:: PROVIDED DATA ::

---

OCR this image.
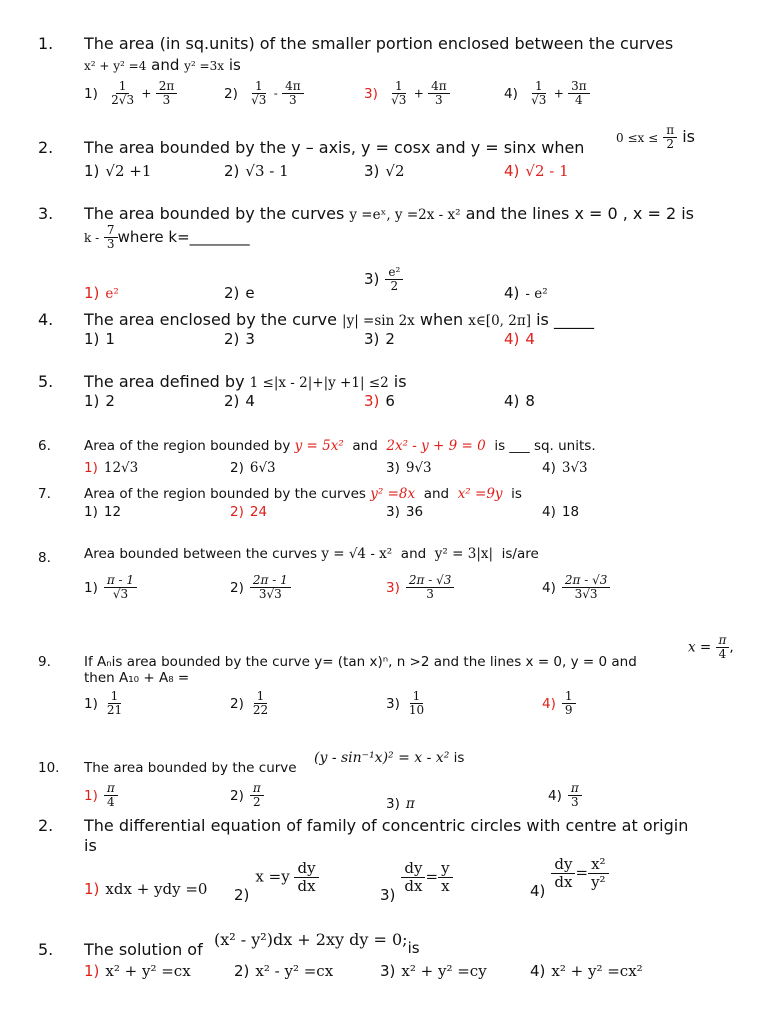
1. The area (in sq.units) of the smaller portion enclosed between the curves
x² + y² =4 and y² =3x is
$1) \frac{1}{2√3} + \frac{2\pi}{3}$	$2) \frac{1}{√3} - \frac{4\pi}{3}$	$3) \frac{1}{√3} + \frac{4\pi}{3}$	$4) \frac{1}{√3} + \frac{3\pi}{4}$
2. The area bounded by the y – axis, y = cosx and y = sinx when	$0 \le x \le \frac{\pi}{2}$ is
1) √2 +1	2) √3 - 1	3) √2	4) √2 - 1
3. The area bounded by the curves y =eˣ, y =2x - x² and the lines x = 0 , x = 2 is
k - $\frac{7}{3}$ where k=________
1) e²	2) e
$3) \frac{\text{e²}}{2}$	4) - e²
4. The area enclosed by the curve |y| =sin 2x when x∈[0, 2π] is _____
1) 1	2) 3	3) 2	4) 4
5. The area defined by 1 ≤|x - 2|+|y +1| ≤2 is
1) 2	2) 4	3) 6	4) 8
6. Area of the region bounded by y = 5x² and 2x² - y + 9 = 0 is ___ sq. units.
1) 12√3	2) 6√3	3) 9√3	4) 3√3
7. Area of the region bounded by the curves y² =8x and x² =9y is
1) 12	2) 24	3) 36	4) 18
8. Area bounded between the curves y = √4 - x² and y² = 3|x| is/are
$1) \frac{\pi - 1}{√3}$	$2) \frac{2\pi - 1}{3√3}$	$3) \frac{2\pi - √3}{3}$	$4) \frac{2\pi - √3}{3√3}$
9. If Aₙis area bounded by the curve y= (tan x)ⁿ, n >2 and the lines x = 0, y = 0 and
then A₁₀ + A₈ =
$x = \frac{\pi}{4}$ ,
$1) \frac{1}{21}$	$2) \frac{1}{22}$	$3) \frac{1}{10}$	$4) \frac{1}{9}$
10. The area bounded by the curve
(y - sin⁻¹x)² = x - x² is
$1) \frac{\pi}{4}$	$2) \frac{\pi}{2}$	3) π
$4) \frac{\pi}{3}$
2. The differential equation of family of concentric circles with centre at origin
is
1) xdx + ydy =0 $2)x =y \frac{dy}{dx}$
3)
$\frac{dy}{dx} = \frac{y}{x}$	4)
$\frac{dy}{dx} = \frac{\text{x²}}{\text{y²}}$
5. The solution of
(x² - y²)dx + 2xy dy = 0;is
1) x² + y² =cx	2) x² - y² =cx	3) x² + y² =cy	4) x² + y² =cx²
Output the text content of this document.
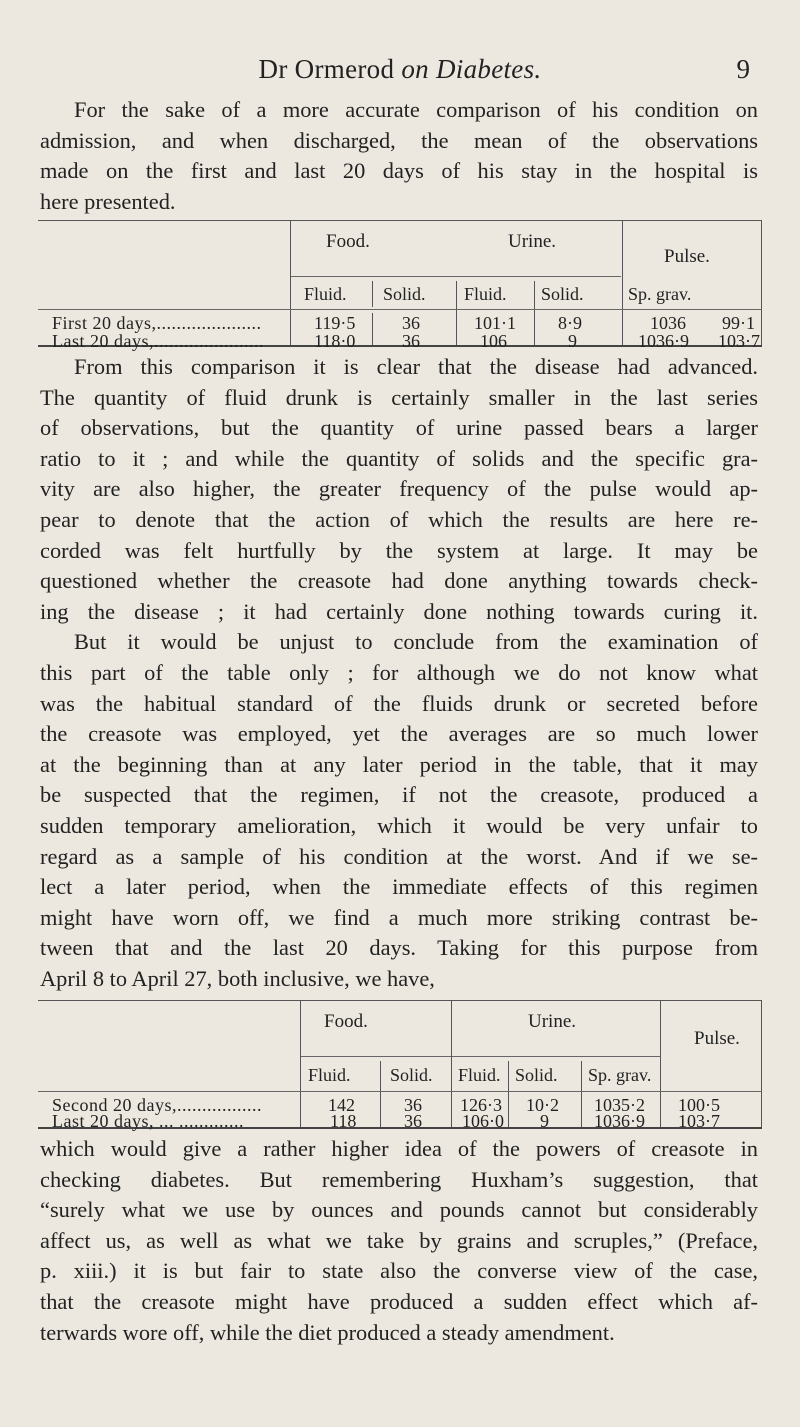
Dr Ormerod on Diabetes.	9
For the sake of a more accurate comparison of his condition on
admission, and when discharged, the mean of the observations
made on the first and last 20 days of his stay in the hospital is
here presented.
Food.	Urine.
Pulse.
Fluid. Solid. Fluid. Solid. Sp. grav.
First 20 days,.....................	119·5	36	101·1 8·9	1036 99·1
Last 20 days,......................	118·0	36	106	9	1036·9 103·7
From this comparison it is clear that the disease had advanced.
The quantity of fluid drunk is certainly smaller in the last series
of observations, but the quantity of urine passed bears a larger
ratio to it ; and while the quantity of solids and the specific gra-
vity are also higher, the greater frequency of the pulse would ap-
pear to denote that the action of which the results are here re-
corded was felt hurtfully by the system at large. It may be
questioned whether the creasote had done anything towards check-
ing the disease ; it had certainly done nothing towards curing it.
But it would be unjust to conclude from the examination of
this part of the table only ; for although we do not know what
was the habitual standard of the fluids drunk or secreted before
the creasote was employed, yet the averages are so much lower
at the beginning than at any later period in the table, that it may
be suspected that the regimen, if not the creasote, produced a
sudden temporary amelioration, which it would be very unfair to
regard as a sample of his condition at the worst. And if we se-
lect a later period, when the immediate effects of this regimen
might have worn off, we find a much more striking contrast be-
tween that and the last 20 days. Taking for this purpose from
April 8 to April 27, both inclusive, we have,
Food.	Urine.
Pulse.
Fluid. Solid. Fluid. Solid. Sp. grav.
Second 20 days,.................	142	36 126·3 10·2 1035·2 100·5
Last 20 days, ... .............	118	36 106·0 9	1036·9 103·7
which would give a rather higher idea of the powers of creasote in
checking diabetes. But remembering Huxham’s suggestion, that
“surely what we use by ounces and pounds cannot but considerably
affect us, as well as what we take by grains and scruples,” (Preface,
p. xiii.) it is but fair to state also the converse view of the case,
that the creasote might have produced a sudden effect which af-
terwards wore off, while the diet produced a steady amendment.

---

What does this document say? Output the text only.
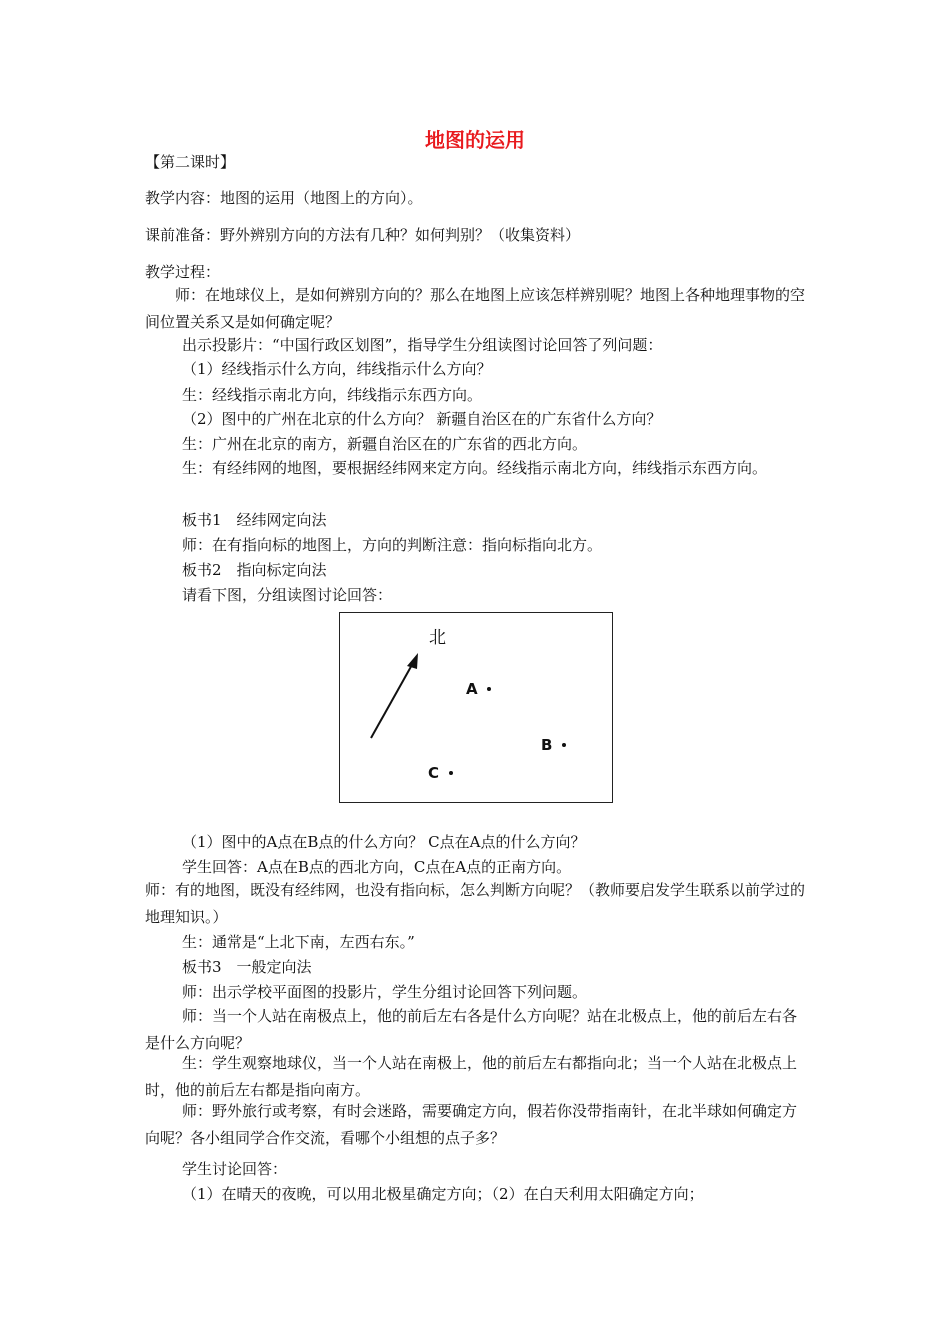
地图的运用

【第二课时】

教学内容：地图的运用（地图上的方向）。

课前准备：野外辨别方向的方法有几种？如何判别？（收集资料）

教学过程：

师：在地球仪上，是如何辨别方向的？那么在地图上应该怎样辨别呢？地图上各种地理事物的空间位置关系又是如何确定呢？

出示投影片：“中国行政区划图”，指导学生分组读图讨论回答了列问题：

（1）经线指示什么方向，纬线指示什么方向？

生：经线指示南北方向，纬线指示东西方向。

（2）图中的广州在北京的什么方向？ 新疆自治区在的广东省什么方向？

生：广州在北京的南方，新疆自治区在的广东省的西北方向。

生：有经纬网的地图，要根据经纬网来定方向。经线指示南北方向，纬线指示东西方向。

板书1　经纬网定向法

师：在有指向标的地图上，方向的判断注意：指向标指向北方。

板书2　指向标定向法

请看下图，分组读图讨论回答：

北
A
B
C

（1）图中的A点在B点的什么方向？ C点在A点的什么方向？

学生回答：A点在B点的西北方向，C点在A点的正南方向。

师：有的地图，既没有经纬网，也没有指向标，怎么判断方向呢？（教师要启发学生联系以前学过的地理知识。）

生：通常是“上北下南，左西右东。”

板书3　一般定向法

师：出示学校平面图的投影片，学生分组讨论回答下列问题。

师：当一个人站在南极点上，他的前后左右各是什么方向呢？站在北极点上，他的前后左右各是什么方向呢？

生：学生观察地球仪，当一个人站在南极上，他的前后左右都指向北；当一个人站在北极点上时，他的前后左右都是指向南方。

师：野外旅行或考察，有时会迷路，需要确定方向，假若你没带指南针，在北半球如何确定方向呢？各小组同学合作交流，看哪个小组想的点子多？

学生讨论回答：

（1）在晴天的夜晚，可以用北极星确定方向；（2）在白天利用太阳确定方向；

---

:: YOUR INSTRUCTIONS ::
Find and copy each line above that includes the string "would".

:: SOLUTION FOR THIS TASK ::
vity are also higher, the greater frequency of the pulse would ap-
But it would be unjust to conclude from the examination of
sudden temporary amelioration, which it would be very unfair to
which would give a rather higher idea of the powers of creasote in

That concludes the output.